**Aim:** Look through the entries below and report how many lines hold the string "костей". Only the number is wanted.

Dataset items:
════════════════

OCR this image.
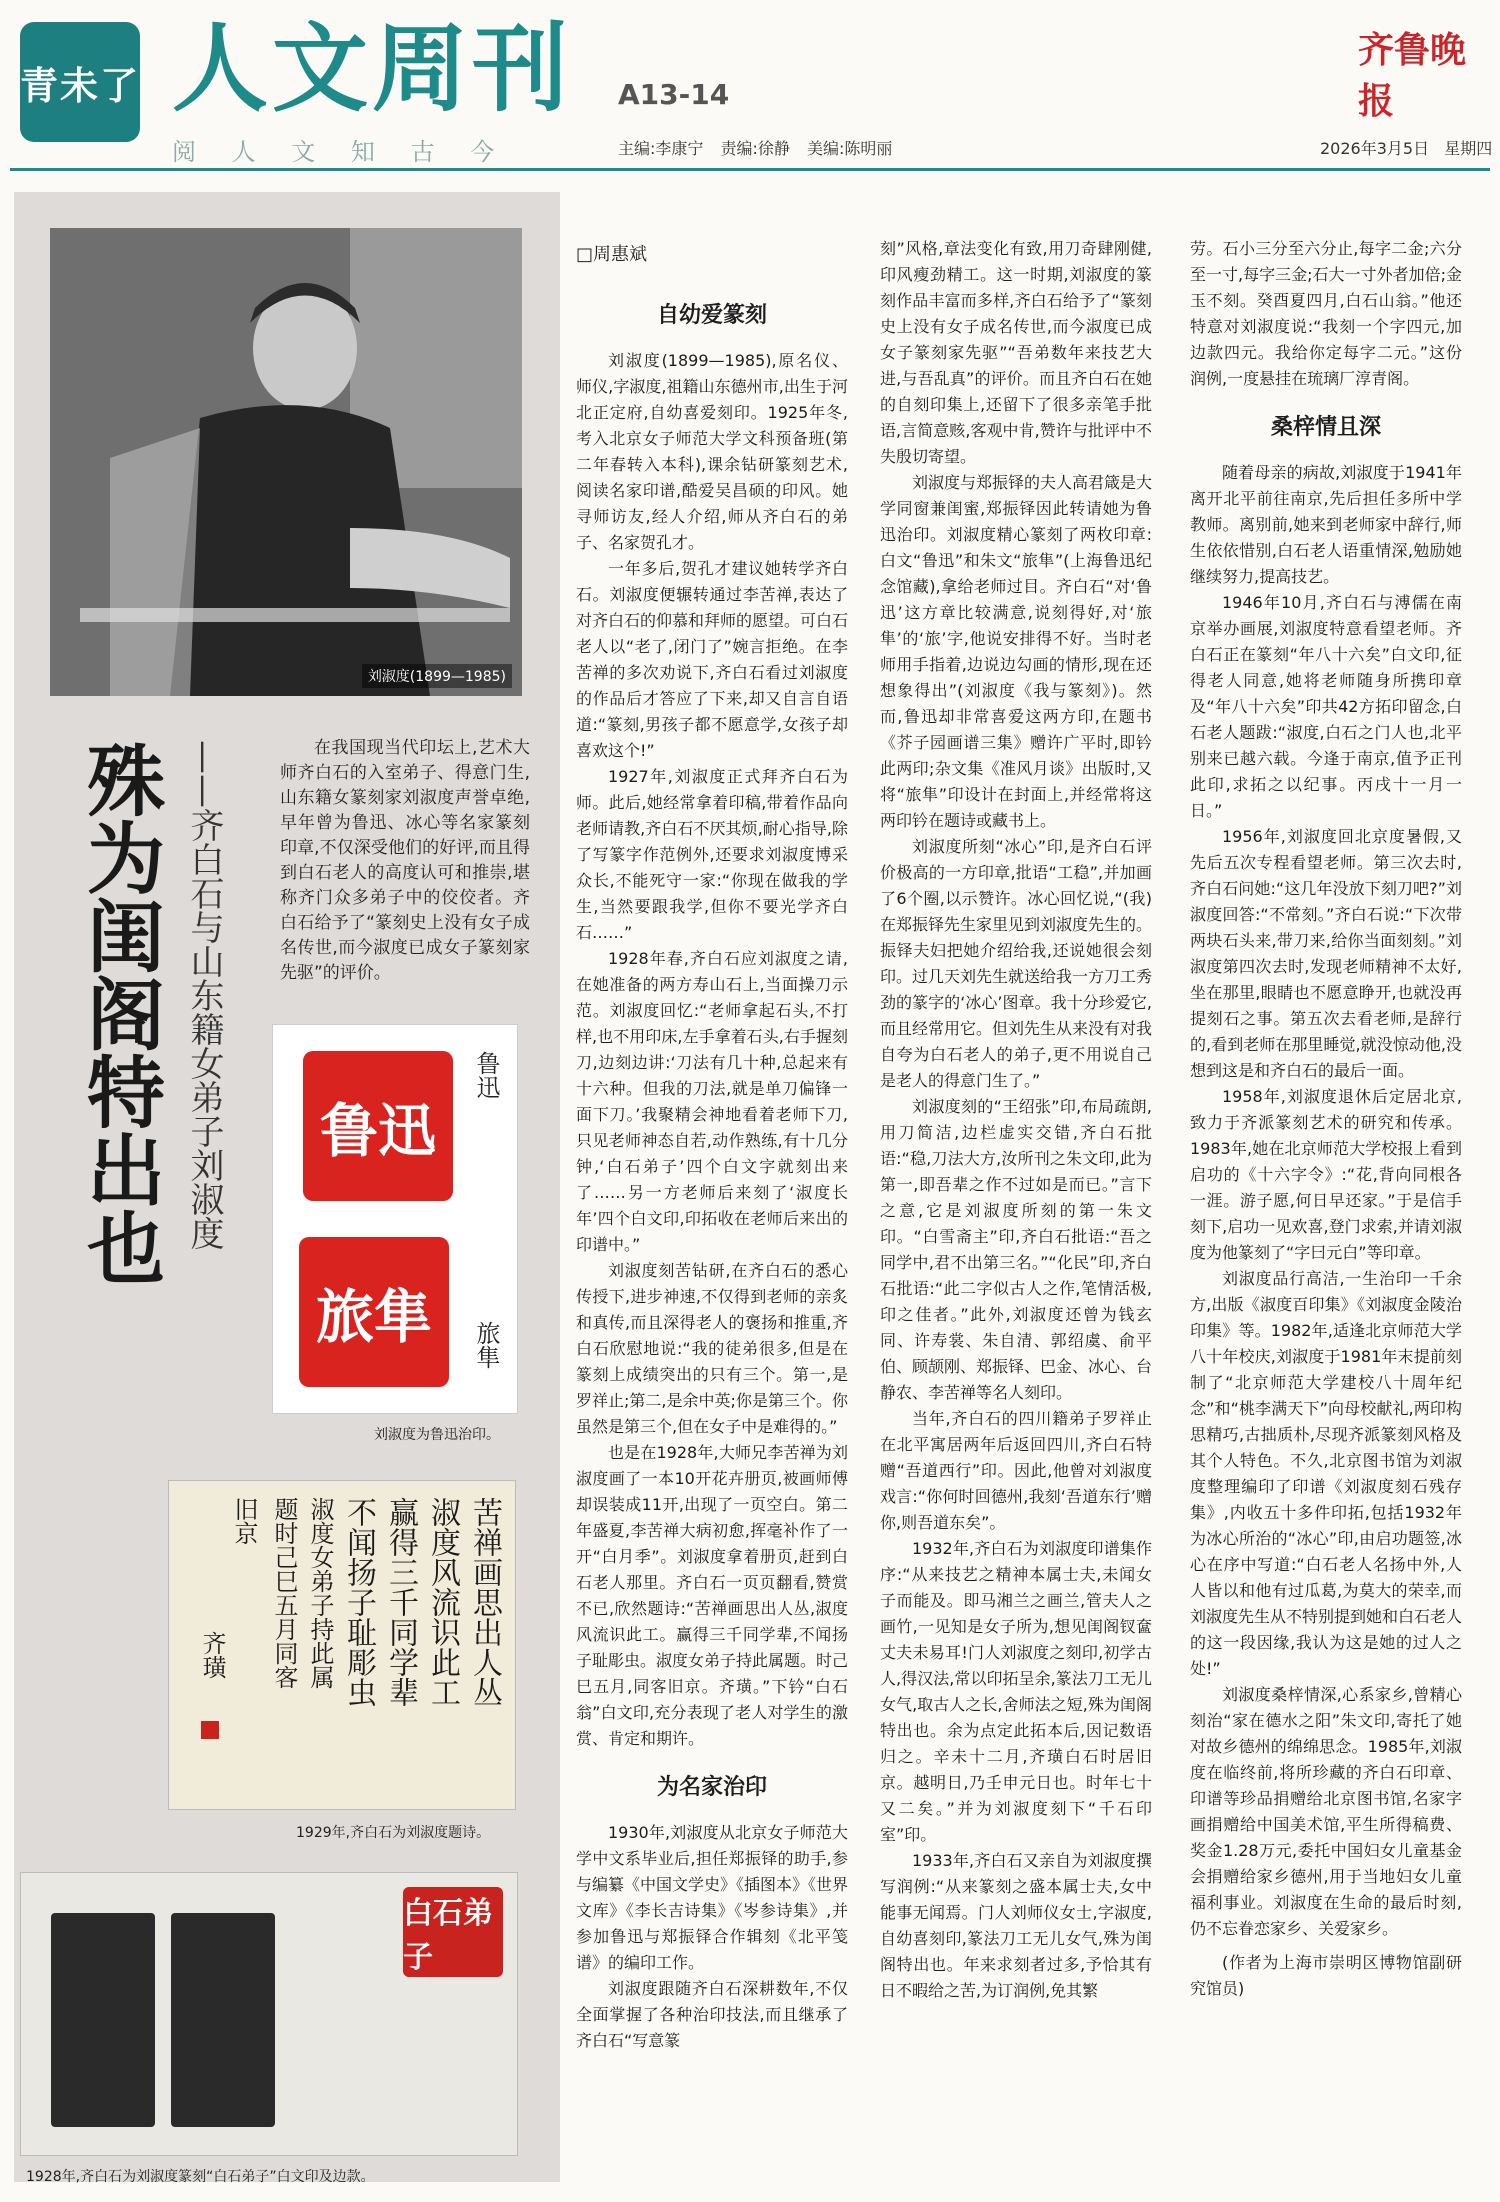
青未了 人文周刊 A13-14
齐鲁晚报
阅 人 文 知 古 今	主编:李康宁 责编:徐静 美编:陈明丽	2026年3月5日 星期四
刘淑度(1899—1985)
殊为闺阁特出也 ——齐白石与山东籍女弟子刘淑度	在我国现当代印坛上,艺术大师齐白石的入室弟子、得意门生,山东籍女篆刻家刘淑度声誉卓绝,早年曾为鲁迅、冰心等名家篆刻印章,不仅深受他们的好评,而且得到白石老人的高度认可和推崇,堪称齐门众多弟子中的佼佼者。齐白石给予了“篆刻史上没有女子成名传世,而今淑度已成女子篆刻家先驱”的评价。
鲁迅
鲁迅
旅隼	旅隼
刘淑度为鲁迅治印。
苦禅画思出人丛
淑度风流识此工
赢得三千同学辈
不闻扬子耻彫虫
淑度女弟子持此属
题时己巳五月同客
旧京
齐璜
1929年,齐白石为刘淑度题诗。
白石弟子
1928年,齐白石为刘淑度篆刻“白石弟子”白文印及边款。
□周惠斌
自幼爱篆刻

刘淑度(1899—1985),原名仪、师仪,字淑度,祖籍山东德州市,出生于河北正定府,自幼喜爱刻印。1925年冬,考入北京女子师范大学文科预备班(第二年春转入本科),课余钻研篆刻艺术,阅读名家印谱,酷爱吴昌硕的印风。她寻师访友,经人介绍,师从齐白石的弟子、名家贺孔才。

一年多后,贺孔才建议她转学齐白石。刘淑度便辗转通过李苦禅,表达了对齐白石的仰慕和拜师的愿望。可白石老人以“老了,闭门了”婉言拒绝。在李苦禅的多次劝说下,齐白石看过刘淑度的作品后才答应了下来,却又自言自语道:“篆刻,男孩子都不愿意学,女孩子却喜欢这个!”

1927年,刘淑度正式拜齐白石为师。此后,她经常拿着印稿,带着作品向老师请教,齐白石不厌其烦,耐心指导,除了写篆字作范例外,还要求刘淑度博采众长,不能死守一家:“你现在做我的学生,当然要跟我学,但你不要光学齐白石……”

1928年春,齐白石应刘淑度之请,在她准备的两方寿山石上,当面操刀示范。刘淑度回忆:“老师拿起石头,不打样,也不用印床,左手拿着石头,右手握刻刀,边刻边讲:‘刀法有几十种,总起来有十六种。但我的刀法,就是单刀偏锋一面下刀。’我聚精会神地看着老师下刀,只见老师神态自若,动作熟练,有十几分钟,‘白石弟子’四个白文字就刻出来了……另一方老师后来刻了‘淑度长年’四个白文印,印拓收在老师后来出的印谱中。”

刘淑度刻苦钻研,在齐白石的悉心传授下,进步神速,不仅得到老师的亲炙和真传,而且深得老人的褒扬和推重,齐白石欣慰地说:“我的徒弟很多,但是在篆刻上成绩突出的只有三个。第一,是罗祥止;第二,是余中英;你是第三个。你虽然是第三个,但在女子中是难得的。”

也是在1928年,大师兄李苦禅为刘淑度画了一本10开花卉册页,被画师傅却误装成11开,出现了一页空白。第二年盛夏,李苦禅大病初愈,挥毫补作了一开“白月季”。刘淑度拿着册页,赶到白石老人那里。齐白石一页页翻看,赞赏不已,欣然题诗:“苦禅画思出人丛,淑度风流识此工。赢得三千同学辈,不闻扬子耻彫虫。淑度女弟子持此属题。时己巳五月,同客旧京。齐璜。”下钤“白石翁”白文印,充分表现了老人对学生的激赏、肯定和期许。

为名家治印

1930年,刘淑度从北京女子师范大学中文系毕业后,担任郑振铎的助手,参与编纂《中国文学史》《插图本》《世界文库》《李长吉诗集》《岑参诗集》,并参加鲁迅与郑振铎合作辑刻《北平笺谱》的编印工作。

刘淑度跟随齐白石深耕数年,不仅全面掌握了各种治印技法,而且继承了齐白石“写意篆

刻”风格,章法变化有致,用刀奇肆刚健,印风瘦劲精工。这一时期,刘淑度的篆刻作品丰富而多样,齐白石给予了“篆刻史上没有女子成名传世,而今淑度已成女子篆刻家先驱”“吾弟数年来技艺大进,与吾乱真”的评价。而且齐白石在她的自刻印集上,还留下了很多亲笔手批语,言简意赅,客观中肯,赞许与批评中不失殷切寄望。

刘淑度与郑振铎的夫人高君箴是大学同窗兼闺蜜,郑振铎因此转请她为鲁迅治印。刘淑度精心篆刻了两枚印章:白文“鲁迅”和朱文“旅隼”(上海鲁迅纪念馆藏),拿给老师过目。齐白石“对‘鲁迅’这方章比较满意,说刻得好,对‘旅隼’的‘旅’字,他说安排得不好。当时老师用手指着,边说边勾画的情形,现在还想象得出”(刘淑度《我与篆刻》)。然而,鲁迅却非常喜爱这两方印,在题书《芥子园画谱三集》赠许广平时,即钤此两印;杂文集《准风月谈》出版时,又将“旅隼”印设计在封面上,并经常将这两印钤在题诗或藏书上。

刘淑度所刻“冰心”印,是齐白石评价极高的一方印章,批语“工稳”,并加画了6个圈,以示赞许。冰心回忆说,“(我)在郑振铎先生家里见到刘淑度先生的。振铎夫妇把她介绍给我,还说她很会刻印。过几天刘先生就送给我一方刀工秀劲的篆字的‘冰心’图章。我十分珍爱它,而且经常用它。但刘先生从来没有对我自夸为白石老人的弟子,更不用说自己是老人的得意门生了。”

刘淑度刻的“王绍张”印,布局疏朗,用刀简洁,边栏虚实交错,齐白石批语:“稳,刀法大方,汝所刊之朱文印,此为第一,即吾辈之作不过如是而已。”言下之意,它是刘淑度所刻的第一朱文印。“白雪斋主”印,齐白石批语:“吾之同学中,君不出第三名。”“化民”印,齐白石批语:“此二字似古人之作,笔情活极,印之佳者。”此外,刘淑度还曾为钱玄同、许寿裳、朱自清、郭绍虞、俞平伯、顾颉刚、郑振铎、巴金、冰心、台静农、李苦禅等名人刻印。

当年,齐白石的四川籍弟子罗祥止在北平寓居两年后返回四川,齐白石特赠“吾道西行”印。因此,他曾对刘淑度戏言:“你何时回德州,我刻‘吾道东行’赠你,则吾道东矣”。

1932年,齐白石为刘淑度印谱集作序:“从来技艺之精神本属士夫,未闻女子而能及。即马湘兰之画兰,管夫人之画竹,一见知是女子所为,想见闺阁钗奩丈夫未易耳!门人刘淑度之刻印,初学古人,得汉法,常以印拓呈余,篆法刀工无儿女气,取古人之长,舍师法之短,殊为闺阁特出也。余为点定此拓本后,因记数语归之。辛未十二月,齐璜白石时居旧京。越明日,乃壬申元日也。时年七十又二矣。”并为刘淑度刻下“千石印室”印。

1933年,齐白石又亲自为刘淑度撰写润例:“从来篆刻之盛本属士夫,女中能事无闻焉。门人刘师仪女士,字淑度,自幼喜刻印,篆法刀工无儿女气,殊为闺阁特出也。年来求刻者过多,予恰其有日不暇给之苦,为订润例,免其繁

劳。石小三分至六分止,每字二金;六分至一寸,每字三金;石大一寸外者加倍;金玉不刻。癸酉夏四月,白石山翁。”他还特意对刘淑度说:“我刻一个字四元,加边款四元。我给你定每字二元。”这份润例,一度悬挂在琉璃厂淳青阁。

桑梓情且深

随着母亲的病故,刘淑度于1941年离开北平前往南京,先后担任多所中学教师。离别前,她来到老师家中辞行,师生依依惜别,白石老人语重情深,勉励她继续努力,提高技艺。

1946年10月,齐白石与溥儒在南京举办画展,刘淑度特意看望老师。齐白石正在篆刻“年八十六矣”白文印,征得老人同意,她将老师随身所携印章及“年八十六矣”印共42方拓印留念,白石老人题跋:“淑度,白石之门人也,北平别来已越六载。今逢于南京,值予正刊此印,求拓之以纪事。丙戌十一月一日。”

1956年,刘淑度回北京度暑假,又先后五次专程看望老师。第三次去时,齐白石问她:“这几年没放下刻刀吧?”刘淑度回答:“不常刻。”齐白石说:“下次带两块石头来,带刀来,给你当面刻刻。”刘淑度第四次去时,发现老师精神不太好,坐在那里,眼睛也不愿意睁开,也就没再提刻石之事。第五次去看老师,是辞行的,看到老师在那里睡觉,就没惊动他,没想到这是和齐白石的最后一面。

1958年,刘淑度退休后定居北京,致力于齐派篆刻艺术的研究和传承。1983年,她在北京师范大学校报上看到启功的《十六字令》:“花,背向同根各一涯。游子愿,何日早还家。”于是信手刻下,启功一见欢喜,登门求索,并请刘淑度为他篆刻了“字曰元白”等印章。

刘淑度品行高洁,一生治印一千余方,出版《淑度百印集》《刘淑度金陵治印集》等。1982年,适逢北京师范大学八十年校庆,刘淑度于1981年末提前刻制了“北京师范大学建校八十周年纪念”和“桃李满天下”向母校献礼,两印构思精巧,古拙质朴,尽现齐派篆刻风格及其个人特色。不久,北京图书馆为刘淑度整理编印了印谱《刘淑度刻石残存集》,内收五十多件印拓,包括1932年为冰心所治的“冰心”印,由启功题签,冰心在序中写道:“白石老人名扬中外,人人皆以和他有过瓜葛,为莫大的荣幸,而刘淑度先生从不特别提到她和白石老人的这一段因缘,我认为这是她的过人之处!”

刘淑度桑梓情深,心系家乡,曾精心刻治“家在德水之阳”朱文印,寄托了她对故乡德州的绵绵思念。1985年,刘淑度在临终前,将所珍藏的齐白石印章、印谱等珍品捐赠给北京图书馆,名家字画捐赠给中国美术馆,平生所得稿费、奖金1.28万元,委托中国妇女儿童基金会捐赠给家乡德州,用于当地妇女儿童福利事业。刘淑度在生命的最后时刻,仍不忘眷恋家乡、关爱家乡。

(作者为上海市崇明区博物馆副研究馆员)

════════════════

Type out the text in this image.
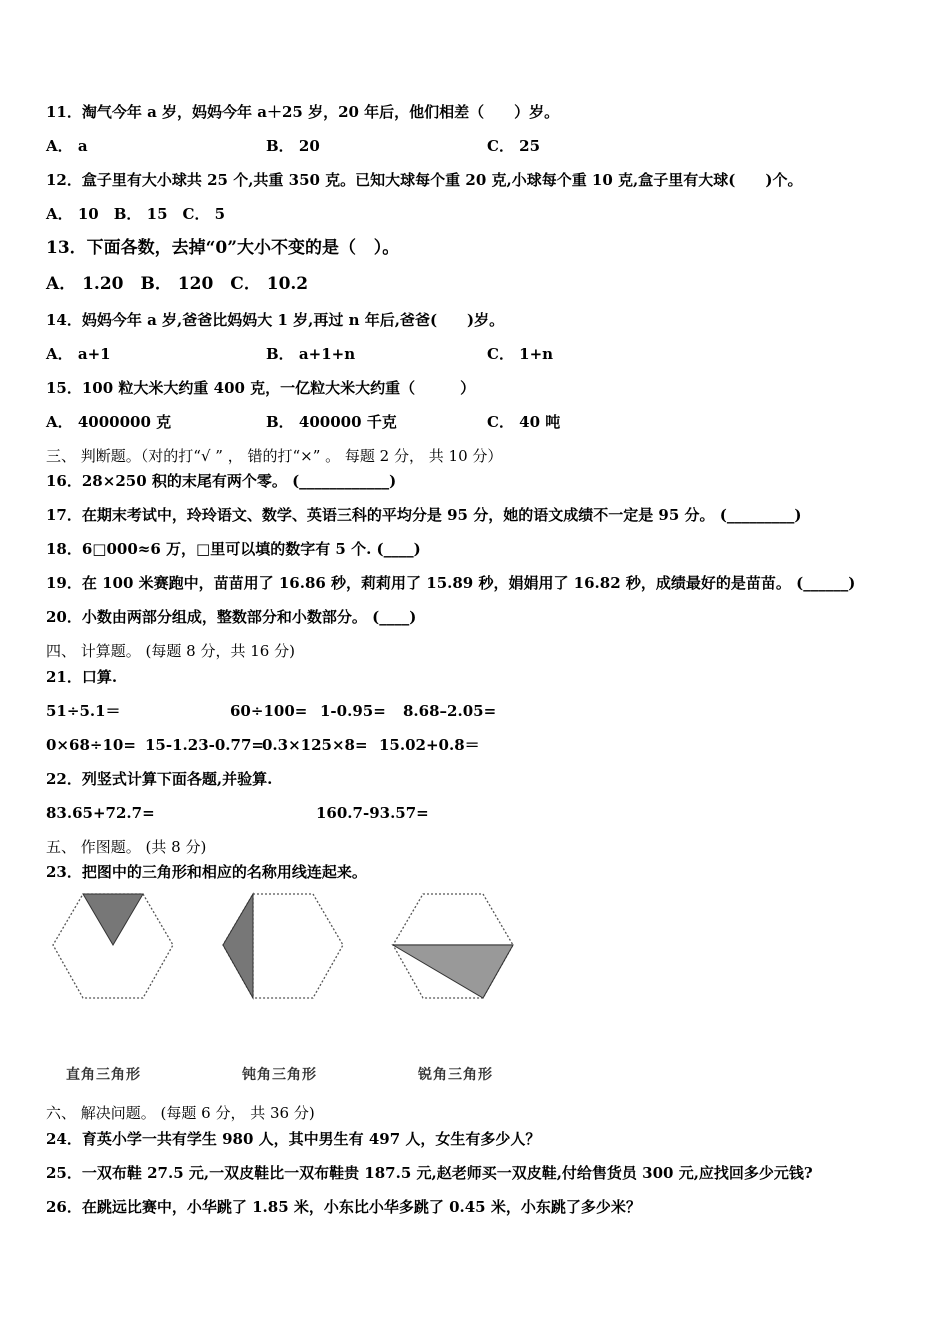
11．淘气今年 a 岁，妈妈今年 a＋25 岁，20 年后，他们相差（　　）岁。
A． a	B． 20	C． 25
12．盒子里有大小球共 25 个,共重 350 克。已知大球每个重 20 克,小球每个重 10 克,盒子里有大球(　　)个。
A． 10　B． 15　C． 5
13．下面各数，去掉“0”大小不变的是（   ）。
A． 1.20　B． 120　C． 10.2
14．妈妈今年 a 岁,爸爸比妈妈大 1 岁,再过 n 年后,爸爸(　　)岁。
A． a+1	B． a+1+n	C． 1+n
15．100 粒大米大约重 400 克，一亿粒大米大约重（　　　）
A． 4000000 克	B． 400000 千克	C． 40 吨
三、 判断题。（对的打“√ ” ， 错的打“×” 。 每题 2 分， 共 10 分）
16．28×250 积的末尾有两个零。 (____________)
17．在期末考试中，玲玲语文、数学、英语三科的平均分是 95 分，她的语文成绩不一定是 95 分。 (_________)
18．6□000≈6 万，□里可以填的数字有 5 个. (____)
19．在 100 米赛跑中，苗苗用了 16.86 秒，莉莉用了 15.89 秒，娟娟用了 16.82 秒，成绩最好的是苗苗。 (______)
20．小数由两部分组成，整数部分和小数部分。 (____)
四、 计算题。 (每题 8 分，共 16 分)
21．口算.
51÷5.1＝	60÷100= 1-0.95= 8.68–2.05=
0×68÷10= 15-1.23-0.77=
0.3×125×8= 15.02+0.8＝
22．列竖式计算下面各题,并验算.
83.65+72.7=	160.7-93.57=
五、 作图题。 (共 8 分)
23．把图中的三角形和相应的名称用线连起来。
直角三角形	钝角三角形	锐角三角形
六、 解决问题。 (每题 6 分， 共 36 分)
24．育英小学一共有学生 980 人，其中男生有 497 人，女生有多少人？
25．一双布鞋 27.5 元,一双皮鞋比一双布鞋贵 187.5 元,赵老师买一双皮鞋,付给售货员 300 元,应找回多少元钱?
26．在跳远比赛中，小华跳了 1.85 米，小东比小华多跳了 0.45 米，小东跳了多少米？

════════════════

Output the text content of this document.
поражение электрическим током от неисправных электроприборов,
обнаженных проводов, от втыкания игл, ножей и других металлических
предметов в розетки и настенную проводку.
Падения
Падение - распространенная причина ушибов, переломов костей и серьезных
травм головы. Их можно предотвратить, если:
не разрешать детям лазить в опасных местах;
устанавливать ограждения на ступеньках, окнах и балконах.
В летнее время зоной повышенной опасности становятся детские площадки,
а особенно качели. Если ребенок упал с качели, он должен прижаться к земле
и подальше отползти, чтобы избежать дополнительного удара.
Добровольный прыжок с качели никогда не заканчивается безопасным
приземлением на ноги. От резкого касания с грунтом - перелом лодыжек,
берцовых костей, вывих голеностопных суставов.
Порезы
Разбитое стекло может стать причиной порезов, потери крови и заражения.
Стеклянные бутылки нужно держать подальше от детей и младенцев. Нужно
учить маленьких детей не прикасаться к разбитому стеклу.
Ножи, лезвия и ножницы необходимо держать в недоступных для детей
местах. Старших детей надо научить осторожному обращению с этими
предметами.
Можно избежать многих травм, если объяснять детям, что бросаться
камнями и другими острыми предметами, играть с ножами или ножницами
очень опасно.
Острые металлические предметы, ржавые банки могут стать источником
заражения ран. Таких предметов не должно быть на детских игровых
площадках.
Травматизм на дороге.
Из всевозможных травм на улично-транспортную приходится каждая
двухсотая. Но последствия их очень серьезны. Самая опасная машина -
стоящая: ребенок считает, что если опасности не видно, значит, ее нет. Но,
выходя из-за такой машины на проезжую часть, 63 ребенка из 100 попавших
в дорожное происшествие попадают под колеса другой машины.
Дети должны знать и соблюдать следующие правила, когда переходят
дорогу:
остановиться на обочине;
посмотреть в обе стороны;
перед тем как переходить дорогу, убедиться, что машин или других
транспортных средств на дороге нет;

════════════════

**Output for this task:** 2